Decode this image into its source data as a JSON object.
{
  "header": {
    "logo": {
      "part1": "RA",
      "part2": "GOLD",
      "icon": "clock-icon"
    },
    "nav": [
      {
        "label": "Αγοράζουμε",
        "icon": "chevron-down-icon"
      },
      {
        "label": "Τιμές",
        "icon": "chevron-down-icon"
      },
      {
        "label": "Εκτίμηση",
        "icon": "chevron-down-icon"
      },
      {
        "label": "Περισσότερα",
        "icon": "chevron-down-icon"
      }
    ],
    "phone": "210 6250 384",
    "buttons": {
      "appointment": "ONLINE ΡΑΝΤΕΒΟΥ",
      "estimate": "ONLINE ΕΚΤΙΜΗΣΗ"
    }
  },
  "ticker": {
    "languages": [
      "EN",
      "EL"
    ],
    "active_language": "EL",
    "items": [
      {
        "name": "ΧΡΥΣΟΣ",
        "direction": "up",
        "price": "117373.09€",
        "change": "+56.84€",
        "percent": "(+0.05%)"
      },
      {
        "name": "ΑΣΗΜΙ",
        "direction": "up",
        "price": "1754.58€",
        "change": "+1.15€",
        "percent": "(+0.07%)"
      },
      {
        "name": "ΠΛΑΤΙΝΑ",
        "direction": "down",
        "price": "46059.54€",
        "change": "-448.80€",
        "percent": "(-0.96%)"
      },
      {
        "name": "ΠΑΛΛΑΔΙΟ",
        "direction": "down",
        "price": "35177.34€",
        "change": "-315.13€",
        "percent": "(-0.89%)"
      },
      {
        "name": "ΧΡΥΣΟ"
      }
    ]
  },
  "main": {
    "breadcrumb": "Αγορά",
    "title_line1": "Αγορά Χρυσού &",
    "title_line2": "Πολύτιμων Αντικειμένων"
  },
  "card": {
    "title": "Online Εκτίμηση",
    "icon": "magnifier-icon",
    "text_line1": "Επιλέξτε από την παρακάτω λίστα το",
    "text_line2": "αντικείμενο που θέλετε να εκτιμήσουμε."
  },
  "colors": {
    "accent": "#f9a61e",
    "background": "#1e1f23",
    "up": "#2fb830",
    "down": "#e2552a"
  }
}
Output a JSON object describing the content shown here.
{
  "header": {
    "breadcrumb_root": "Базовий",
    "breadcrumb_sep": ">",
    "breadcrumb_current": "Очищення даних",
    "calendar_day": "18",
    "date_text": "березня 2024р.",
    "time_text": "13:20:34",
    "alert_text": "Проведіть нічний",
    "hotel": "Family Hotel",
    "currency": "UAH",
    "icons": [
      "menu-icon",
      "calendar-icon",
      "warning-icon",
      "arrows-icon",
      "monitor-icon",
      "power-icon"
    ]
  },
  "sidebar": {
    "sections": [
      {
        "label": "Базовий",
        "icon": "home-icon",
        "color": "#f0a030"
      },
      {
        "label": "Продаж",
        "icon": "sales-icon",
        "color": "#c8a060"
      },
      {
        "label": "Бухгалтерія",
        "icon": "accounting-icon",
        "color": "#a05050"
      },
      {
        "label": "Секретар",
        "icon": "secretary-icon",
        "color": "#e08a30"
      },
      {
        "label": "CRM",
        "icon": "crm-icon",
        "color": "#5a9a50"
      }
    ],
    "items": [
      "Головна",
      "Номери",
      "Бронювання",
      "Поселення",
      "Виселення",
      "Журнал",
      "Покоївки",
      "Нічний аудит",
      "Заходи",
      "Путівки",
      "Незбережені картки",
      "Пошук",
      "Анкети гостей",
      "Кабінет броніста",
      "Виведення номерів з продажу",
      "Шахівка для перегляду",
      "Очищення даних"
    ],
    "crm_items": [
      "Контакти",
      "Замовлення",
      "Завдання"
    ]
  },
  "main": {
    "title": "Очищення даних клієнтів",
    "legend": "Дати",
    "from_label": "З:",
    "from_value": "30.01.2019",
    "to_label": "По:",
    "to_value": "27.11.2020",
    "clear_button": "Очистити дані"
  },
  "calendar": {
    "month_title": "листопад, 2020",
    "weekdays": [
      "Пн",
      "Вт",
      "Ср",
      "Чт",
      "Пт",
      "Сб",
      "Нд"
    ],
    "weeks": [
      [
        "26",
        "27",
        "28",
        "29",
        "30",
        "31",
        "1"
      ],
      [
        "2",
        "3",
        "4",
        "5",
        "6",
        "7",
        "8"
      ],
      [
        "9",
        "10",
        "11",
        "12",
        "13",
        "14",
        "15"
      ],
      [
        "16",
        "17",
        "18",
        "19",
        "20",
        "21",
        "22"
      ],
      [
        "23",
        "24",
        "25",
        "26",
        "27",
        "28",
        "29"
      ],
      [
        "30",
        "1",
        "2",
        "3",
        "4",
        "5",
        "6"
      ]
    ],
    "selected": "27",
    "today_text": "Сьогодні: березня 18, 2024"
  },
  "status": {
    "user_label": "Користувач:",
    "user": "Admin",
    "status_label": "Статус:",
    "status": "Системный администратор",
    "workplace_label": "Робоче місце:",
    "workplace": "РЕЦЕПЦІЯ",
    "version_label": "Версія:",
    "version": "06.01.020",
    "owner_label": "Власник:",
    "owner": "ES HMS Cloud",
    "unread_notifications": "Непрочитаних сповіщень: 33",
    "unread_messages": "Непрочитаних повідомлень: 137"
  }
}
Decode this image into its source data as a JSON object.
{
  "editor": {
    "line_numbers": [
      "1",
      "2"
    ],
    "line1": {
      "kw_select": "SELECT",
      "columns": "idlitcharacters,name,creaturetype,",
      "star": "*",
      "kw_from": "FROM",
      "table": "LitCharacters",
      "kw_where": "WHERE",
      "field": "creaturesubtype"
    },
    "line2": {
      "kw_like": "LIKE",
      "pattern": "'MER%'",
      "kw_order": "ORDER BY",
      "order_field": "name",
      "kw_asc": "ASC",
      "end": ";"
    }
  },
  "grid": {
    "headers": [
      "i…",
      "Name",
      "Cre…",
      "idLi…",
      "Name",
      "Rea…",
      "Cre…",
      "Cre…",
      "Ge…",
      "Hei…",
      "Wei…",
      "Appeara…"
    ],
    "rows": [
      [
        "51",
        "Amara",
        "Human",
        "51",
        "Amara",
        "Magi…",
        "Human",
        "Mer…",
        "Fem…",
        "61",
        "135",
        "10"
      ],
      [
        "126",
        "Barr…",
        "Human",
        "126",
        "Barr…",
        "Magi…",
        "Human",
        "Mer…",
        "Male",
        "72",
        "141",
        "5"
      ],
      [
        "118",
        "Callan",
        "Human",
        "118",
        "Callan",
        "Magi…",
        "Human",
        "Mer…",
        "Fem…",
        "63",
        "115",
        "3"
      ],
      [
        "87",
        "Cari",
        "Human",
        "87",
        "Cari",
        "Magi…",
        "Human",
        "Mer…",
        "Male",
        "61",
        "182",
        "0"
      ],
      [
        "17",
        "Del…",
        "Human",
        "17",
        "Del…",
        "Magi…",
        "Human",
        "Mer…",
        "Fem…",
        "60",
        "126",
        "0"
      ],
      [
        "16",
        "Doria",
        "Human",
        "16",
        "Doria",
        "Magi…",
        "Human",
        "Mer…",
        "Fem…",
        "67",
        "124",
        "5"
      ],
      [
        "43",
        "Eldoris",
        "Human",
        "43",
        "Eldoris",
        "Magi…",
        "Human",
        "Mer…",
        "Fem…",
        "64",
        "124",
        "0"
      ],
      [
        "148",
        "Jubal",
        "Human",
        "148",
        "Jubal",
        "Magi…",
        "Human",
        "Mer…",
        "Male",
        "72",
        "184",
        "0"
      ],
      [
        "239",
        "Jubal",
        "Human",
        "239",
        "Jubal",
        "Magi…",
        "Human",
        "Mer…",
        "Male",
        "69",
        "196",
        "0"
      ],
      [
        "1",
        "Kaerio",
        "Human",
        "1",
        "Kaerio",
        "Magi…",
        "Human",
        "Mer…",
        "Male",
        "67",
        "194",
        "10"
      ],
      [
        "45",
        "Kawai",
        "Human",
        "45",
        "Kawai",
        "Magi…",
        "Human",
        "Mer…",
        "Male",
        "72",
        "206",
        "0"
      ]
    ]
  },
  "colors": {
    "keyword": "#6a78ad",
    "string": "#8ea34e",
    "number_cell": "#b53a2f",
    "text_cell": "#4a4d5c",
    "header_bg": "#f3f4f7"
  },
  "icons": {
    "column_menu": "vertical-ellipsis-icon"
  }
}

------------------------------------------------------------

• _WHAT IS ASKED_
Each line holding the word "даних" counts once; report the total and nothing else.

• _ANSWER FOR THIS EXERCISE_
3